(Stored data entries)
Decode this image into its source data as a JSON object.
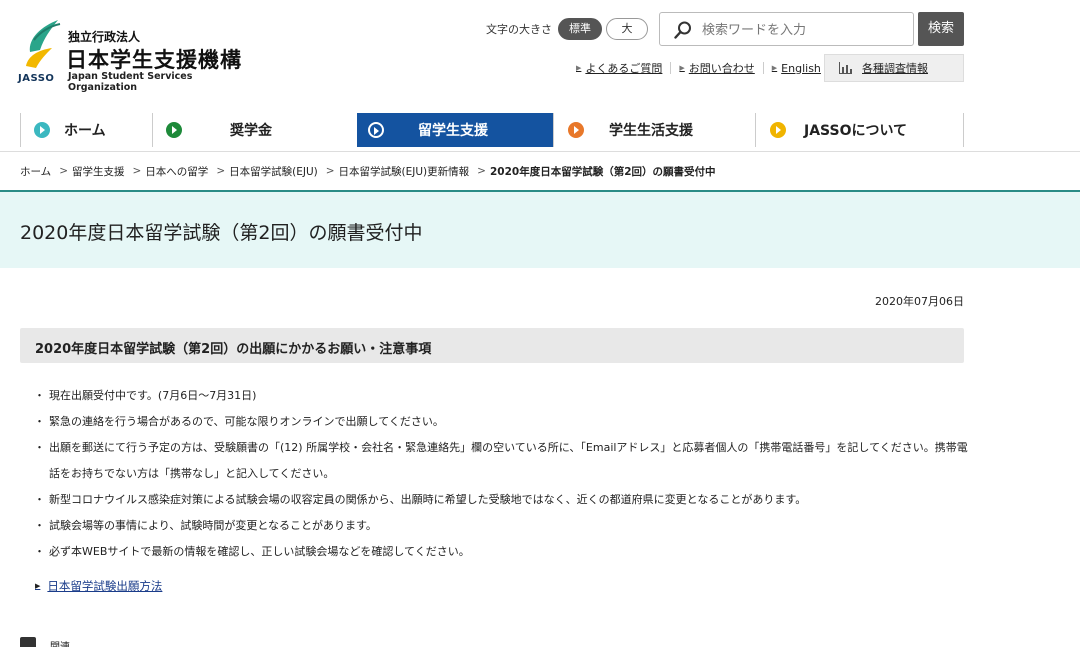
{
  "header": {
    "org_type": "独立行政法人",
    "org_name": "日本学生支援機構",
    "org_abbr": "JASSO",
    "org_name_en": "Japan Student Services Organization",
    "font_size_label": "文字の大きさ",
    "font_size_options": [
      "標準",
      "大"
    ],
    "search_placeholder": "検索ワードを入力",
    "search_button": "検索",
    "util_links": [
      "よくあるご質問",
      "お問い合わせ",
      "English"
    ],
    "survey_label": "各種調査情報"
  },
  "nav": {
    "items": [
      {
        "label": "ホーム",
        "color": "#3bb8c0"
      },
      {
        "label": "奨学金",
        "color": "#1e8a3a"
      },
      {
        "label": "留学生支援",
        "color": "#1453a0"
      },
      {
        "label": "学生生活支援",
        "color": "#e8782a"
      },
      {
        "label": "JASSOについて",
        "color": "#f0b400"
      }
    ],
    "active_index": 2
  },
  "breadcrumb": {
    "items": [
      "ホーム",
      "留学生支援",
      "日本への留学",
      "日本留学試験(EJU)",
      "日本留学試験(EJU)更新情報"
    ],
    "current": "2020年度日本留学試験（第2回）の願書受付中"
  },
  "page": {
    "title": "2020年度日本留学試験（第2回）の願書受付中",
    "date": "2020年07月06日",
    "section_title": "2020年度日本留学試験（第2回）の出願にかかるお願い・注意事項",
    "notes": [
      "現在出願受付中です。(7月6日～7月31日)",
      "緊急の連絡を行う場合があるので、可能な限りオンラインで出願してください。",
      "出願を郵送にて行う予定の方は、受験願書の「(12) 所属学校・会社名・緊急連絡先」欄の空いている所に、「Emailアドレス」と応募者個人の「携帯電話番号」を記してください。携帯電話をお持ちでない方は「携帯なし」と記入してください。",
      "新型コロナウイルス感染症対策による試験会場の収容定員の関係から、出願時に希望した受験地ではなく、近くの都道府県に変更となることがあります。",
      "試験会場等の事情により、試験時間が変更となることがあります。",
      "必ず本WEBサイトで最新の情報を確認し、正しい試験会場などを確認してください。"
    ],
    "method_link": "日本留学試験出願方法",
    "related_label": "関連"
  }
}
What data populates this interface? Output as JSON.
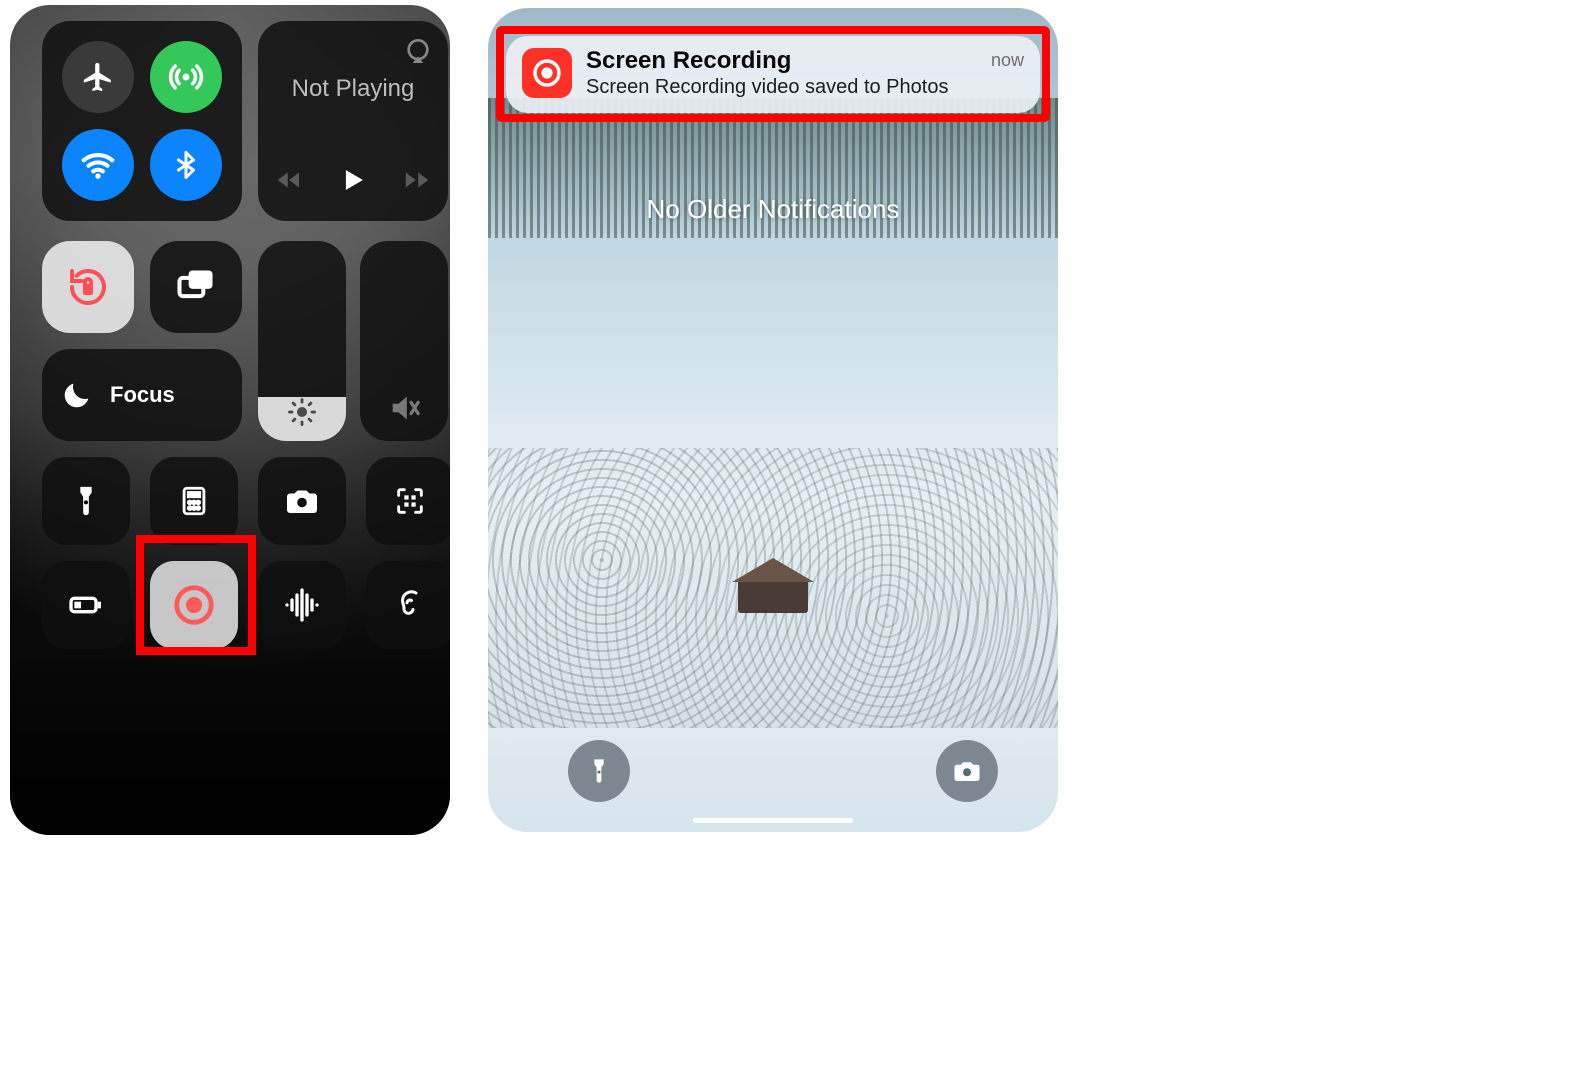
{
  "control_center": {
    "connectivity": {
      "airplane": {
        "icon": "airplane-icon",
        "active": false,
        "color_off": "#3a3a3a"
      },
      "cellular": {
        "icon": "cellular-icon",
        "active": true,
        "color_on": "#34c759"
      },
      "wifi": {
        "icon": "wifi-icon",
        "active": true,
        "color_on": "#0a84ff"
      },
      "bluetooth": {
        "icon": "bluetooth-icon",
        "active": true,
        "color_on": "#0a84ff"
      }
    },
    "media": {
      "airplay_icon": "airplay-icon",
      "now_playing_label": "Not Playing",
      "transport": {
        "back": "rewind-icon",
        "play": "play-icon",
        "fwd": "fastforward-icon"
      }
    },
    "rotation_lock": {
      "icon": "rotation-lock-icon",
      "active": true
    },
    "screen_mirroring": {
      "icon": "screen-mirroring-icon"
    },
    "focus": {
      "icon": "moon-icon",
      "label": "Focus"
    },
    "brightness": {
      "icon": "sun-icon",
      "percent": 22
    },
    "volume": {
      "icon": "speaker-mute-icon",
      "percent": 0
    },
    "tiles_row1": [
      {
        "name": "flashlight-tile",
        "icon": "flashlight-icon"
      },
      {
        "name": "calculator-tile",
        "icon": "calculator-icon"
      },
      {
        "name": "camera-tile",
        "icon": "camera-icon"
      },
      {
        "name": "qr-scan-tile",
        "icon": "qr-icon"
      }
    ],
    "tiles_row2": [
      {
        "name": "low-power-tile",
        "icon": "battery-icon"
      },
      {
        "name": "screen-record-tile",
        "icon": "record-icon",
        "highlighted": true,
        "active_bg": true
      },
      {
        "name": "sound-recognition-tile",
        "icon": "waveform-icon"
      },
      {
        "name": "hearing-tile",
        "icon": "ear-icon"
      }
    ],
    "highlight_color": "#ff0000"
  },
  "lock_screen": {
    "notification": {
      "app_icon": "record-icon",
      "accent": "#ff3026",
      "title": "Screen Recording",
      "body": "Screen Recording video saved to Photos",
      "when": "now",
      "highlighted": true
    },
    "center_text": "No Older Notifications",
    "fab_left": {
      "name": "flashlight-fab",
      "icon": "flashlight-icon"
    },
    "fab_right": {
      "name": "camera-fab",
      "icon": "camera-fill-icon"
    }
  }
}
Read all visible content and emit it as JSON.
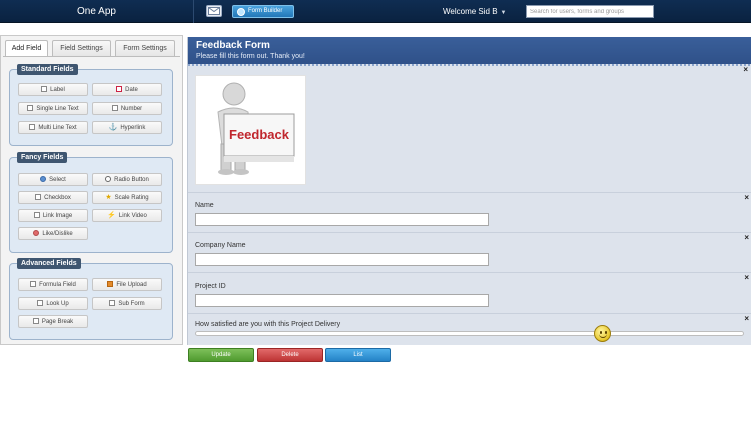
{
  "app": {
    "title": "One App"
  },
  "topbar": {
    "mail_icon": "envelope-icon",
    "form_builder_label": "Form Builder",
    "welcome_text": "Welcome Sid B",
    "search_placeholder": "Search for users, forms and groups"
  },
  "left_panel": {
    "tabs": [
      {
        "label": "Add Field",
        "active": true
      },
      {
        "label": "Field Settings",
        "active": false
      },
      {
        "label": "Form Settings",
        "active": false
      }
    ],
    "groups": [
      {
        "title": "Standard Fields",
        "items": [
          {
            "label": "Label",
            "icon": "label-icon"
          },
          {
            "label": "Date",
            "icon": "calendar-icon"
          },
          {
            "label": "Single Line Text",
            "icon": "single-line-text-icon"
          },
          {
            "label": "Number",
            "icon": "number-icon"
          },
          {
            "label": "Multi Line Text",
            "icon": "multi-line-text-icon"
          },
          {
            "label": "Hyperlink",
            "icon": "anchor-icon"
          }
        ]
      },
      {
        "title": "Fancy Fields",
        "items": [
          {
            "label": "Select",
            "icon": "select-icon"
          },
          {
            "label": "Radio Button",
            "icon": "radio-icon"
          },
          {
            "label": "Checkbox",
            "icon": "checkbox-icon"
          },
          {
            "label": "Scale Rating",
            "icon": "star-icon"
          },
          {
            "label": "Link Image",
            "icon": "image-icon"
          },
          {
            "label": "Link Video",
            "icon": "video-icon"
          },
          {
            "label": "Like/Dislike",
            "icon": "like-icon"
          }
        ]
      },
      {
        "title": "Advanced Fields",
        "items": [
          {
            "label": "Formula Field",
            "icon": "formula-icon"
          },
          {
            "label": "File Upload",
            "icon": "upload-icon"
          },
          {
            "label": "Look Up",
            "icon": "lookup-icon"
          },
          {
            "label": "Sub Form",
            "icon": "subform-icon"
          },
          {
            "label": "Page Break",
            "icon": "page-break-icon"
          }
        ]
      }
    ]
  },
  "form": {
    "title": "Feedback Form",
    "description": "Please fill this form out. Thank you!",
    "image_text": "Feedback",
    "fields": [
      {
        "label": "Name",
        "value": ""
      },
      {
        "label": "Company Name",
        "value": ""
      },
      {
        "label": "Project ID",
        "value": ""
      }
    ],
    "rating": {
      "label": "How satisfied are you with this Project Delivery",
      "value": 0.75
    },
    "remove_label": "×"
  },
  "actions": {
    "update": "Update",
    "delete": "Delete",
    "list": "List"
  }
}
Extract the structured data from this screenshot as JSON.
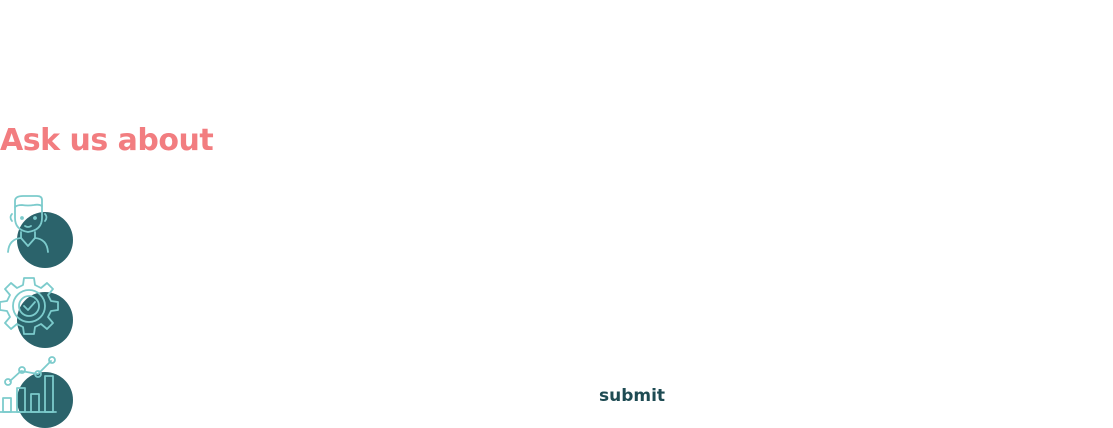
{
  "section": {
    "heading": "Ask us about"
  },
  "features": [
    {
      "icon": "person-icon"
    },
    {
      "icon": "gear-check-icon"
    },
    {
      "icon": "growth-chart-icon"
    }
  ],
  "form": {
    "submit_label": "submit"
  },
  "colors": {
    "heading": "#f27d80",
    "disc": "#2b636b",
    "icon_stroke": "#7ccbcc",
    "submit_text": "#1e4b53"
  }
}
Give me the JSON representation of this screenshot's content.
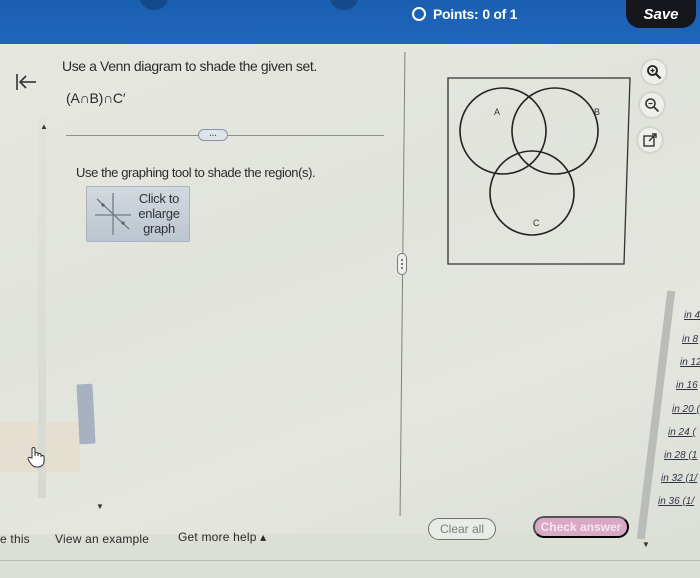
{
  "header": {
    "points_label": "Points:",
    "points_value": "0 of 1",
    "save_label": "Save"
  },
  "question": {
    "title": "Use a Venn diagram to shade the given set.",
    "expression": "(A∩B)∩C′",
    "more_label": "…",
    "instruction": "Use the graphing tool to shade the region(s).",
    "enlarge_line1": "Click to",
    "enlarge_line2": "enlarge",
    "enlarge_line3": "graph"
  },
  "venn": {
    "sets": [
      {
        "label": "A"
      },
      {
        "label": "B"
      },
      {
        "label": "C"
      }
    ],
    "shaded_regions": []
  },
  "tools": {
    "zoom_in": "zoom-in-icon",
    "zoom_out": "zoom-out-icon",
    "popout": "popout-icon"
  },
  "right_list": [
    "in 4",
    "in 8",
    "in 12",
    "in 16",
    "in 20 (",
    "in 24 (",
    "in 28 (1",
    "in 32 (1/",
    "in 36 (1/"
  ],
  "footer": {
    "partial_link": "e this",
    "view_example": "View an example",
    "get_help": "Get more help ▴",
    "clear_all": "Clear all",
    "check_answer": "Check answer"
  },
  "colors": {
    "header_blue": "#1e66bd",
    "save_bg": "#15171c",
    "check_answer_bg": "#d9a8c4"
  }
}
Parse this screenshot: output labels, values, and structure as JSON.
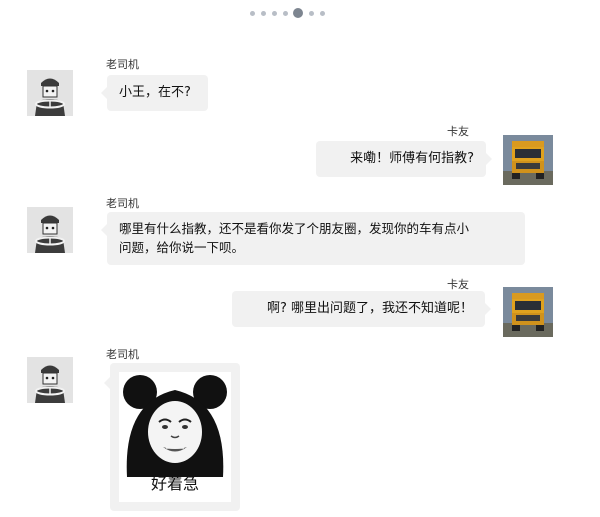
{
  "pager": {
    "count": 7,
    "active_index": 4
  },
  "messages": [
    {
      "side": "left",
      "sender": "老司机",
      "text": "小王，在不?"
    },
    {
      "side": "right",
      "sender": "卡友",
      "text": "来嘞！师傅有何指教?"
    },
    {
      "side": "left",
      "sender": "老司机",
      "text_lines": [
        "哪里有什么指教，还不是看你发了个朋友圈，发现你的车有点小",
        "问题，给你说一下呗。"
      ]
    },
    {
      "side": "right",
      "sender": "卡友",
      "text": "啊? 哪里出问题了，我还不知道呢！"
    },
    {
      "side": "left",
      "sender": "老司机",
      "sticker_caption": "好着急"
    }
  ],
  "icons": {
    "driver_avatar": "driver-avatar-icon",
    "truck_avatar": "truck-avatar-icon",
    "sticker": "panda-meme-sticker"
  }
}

▶ [Set exercise]: Check each line of the data above for the word "fill" and say how many lines have it. Give the number alone.

▶ [Answer to the exercise]: 2